** OBJECTIVE **
Reproduce the data exactly.

● ● ● ●

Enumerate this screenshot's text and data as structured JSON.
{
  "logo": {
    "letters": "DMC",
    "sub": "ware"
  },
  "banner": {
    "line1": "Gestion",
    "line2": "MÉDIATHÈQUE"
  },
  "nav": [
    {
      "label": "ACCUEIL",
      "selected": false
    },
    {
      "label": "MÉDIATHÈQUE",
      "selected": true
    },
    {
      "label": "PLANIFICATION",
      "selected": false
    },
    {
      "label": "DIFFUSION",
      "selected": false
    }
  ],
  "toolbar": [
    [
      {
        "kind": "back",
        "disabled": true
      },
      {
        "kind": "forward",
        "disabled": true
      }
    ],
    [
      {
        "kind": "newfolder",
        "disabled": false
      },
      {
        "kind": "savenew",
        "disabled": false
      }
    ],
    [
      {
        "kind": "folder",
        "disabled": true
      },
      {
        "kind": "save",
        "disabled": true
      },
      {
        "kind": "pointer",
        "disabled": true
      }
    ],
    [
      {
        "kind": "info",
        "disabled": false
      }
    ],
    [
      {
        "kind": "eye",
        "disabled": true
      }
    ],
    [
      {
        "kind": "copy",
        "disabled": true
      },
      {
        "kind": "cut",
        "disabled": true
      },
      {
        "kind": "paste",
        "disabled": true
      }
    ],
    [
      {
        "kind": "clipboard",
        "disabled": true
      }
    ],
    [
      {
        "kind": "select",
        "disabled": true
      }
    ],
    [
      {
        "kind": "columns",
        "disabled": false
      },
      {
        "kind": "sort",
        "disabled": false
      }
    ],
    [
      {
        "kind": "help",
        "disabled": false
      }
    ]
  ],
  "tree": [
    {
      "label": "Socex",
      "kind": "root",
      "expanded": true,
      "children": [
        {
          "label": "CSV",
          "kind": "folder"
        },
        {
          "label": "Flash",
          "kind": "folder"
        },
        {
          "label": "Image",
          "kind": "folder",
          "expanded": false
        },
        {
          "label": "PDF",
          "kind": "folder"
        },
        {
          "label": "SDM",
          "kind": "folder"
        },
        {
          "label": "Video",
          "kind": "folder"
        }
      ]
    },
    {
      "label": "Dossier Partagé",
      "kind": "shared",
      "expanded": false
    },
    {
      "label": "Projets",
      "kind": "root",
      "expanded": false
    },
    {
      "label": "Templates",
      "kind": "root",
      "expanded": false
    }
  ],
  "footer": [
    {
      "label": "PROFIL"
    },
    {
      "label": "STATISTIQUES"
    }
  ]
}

● ● ● ●

** COMPLETE RESPONSE **
Enumerate this screenshot's text and data as structured JSON.
{
  "logo": {
    "letters": "DMC",
    "sub": "ware"
  },
  "banner": {
    "line1": "Gestion",
    "line2": "MÉDIATHÈQUE"
  },
  "nav": [
    {
      "label": "ACCUEIL",
      "selected": false
    },
    {
      "label": "MÉDIATHÈQUE",
      "selected": true
    },
    {
      "label": "PLANIFICATION",
      "selected": false
    },
    {
      "label": "DIFFUSION",
      "selected": false
    }
  ],
  "toolbar": [
    [
      {
        "kind": "back",
        "disabled": true
      },
      {
        "kind": "forward",
        "disabled": true
      }
    ],
    [
      {
        "kind": "newfolder",
        "disabled": false
      },
      {
        "kind": "savenew",
        "disabled": false
      }
    ],
    [
      {
        "kind": "folder",
        "disabled": true
      },
      {
        "kind": "save",
        "disabled": true
      },
      {
        "kind": "pointer",
        "disabled": true
      }
    ],
    [
      {
        "kind": "info",
        "disabled": false
      }
    ],
    [
      {
        "kind": "eye",
        "disabled": true
      }
    ],
    [
      {
        "kind": "copy",
        "disabled": true
      },
      {
        "kind": "cut",
        "disabled": true
      },
      {
        "kind": "paste",
        "disabled": true
      }
    ],
    [
      {
        "kind": "clipboard",
        "disabled": true
      }
    ],
    [
      {
        "kind": "select",
        "disabled": true
      }
    ],
    [
      {
        "kind": "columns",
        "disabled": false
      },
      {
        "kind": "sort",
        "disabled": false
      }
    ],
    [
      {
        "kind": "help",
        "disabled": false
      }
    ]
  ],
  "tree": [
    {
      "label": "Socex",
      "kind": "root",
      "expanded": true,
      "children": [
        {
          "label": "CSV",
          "kind": "folder"
        },
        {
          "label": "Flash",
          "kind": "folder"
        },
        {
          "label": "Image",
          "kind": "folder",
          "expanded": false
        },
        {
          "label": "PDF",
          "kind": "folder"
        },
        {
          "label": "SDM",
          "kind": "folder"
        },
        {
          "label": "Video",
          "kind": "folder"
        }
      ]
    },
    {
      "label": "Dossier Partagé",
      "kind": "shared",
      "expanded": false
    },
    {
      "label": "Projets",
      "kind": "root",
      "expanded": false
    },
    {
      "label": "Templates",
      "kind": "root",
      "expanded": false
    }
  ],
  "footer": [
    {
      "label": "PROFIL"
    },
    {
      "label": "STATISTIQUES"
    }
  ]
}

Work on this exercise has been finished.